> **DATA SECTION**

+---+

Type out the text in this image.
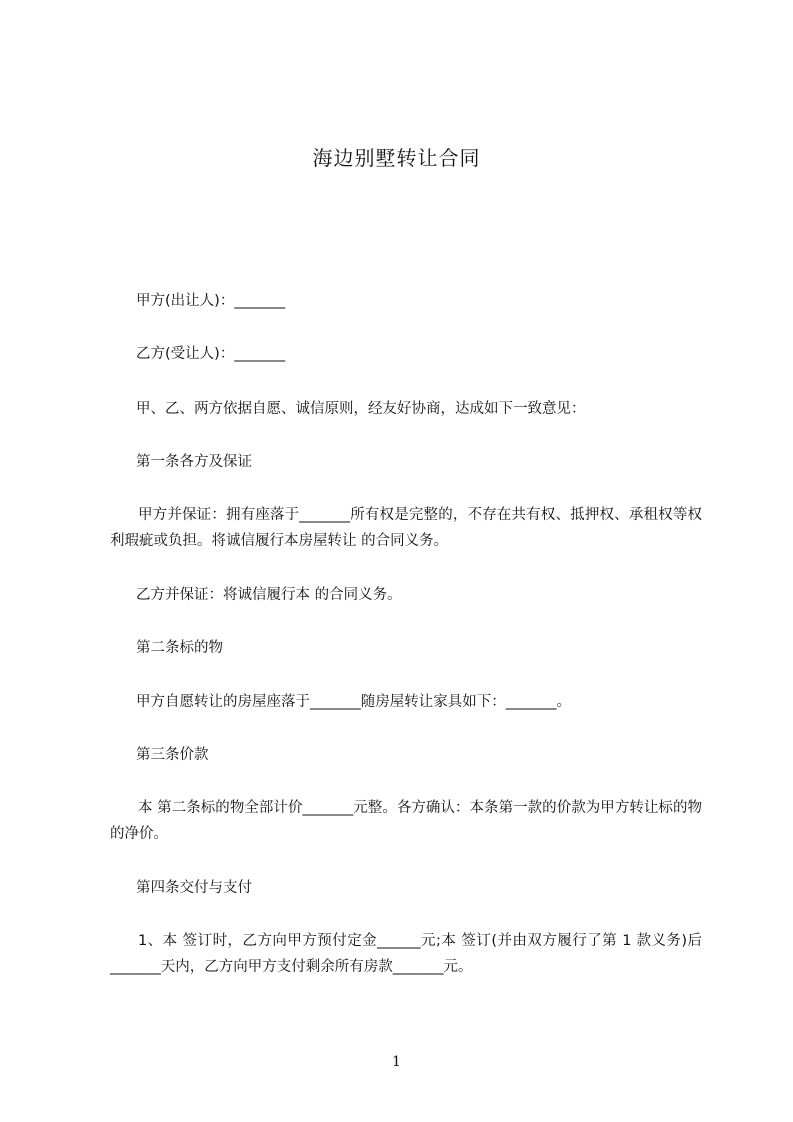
海边别墅转让合同
甲方(出让人)：_______
乙方(受让人)：_______
甲、乙、两方依据自愿、诚信原则，经友好协商，达成如下一致意见：
第一条各方及保证
甲方并保证：拥有座落于_______所有权是完整的，不存在共有权、抵押权、承租权等权利瑕疵或负担。将诚信履行本房屋转让 的合同义务。
乙方并保证：将诚信履行本 的合同义务。
第二条标的物
甲方自愿转让的房屋座落于_______随房屋转让家具如下：_______。
第三条价款
本 第二条标的物全部计价_______元整。各方确认：本条第一款的价款为甲方转让标的物的净价。
第四条交付与支付
1、本 签订时，乙方向甲方预付定金______元;本 签订(并由双方履行了第 1 款义务)后_______天内，乙方向甲方支付剩余所有房款_______元。
1
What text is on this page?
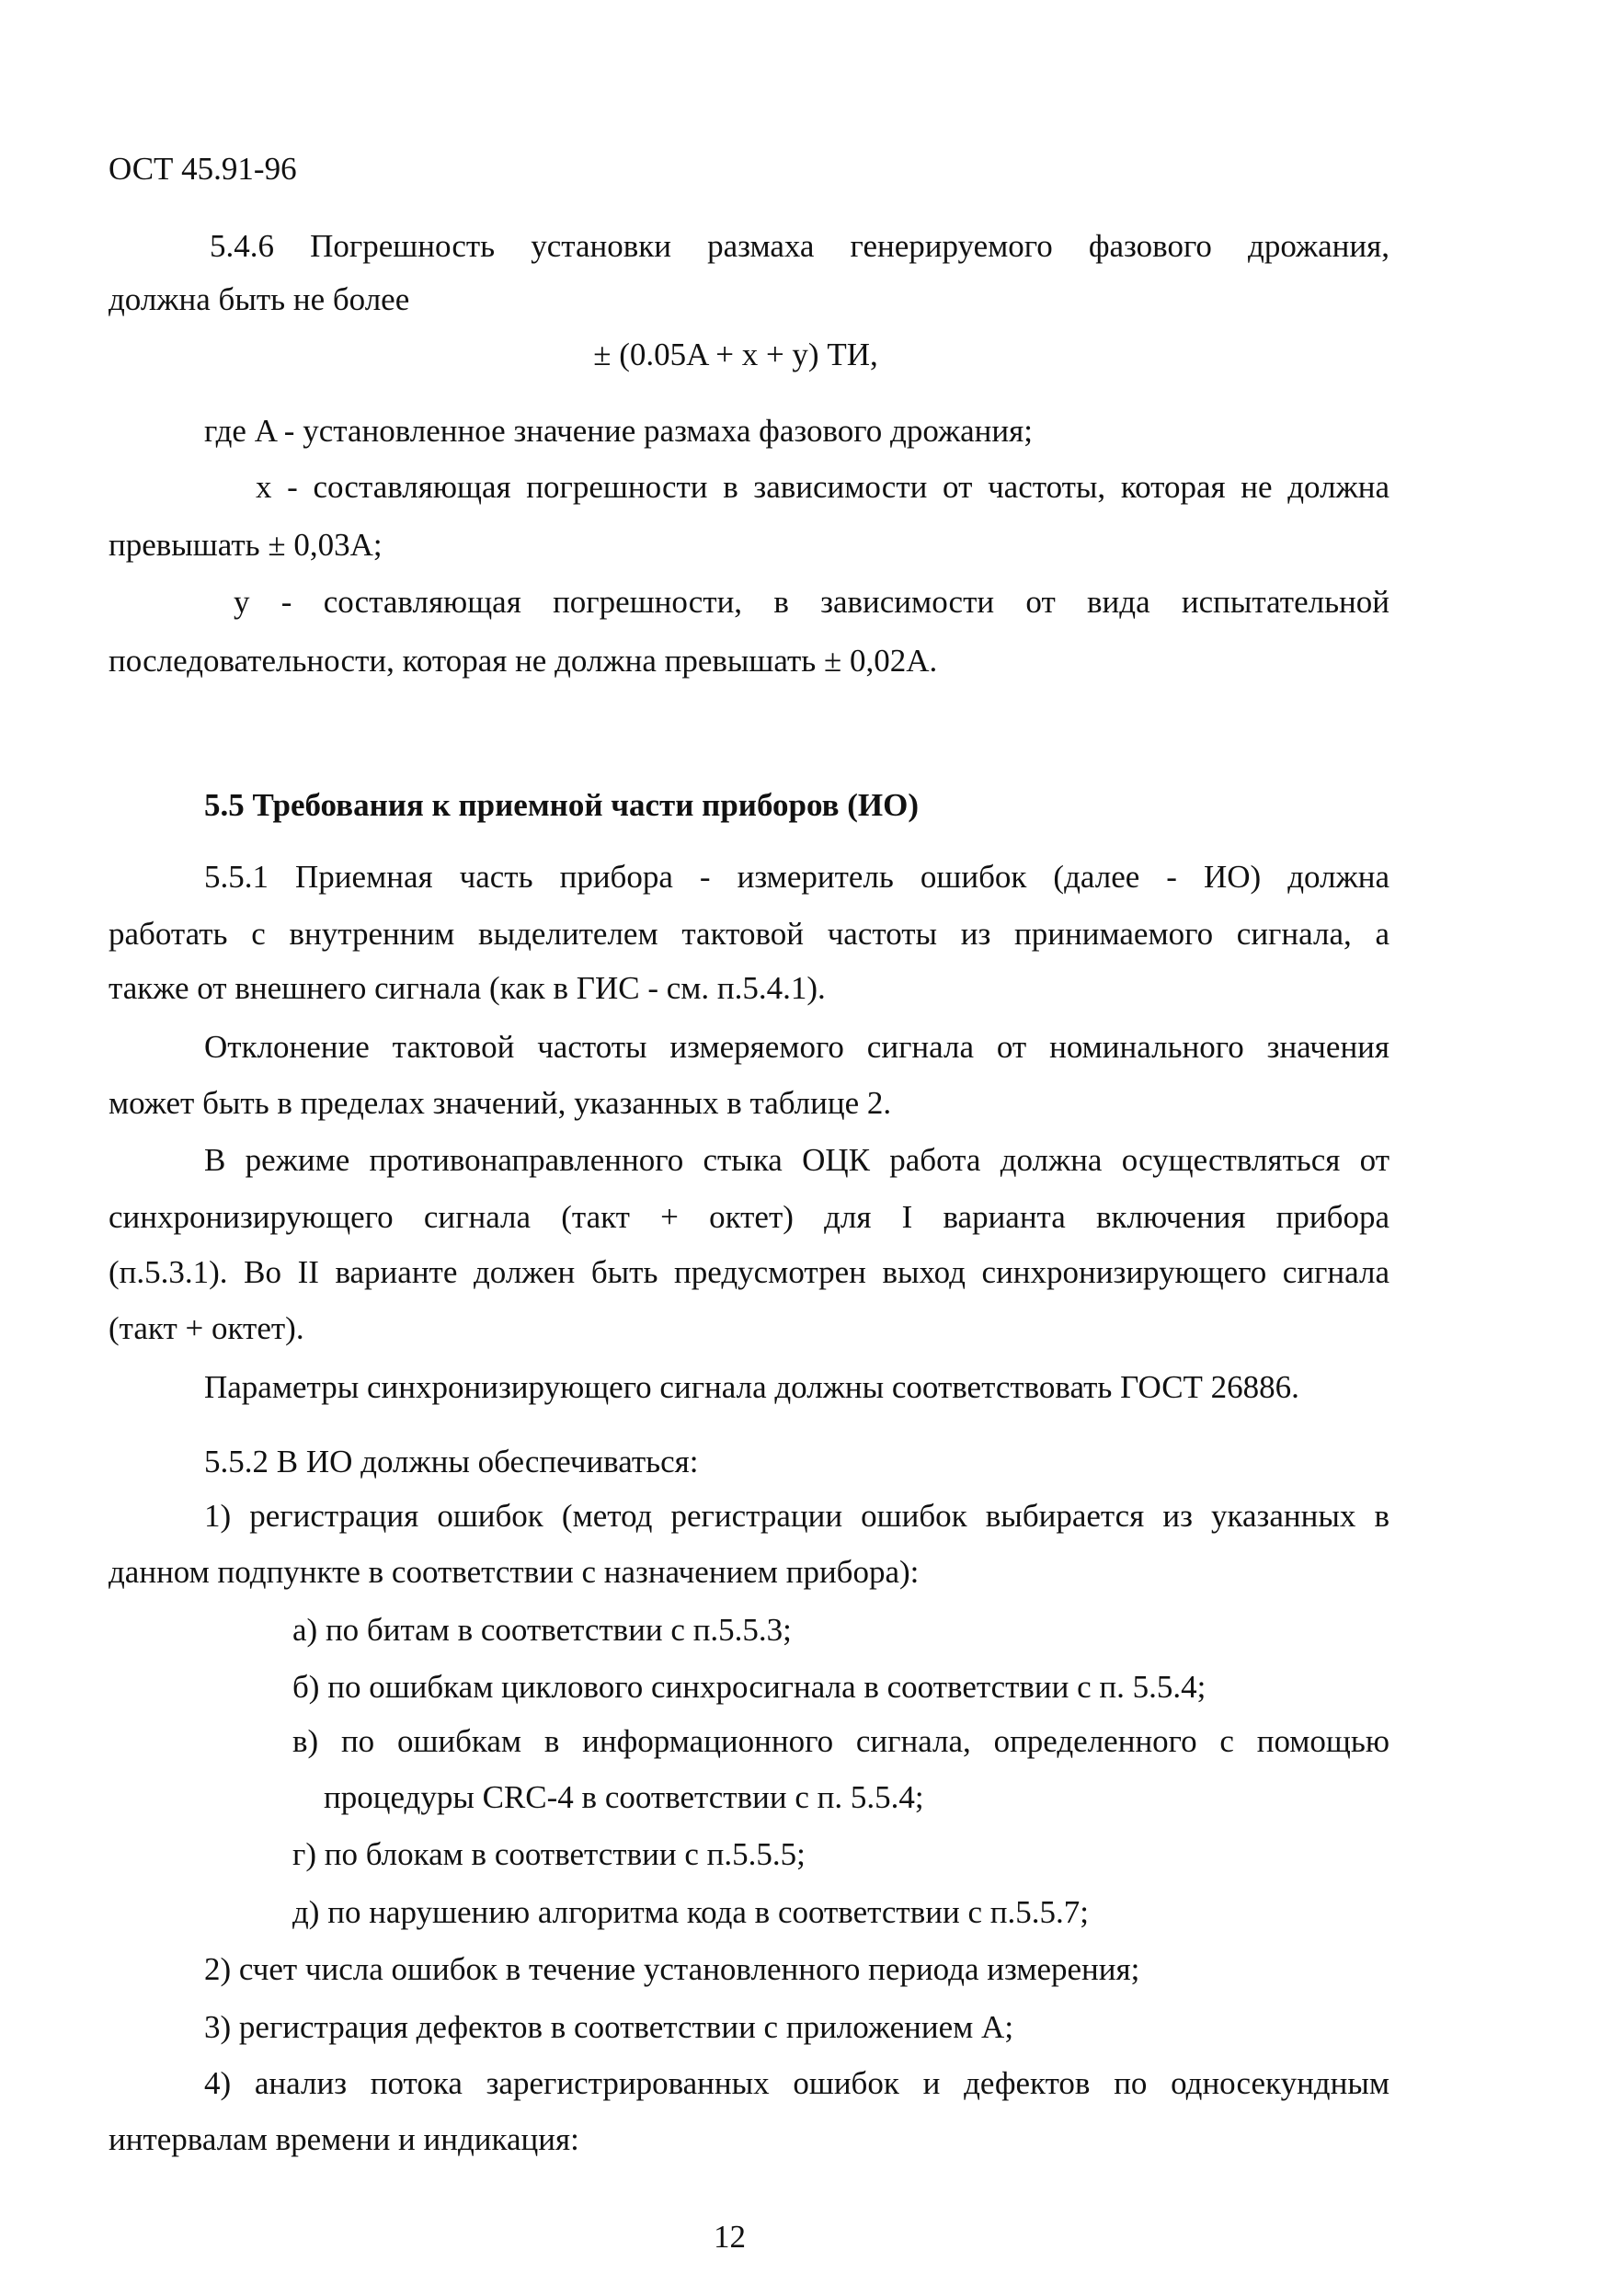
ОСТ 45.91-96
5.4.6 Погрешность установки размаха генерируемого фазового дрожания,
должна быть не более
± (0.05A + x + y) ТИ,
где A - установленное значение размаха фазового дрожания;
x - составляющая погрешности в зависимости от частоты, которая не должна
превышать ± 0,03A;
y - составляющая погрешности, в зависимости от вида испытательной
последовательности, которая не должна превышать ± 0,02A.
5.5 Требования к приемной части приборов (ИО)
5.5.1 Приемная часть прибора - измеритель ошибок (далее - ИО) должна
работать с внутренним выделителем тактовой частоты из принимаемого сигнала, а
также от внешнего сигнала (как в ГИС - см. п.5.4.1).
Отклонение тактовой частоты измеряемого сигнала от номинального значения
может быть в пределах значений, указанных в таблице 2.
В режиме противонаправленного стыка ОЦК работа должна осуществляться от
синхронизирующего сигнала (такт + октет) для I варианта включения прибора
(п.5.3.1). Во II варианте должен быть предусмотрен выход синхронизирующего сигнала
(такт + октет).
Параметры синхронизирующего сигнала должны соответствовать ГОСТ 26886.
5.5.2 В ИО должны обеспечиваться:
1) регистрация ошибок (метод регистрации ошибок выбирается из указанных в
данном подпункте в соответствии с назначением прибора):
а) по битам в соответствии с п.5.5.3;
б) по ошибкам циклового синхросигнала в соответствии с п. 5.5.4;
в) по ошибкам в информационного сигнала, определенного с помощью
процедуры CRC-4 в соответствии с п. 5.5.4;
г) по блокам в соответствии с п.5.5.5;
д) по нарушению алгоритма кода в соответствии с п.5.5.7;
2) счет числа ошибок в течение установленного периода измерения;
3) регистрация дефектов в соответствии с приложением А;
4) анализ потока зарегистрированных ошибок и дефектов по односекундным
интервалам времени и индикация:
12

+---+

> **YOUR INSTRUCTIONS**
Select every line in the records above that contains the word "быть".

> **EXPECTED ANSWER**
должна быть не более
может быть в пределах значений, указанных в таблице 2.
(п.5.3.1). Во II варианте должен быть предусмотрен выход синхронизирующего сигнала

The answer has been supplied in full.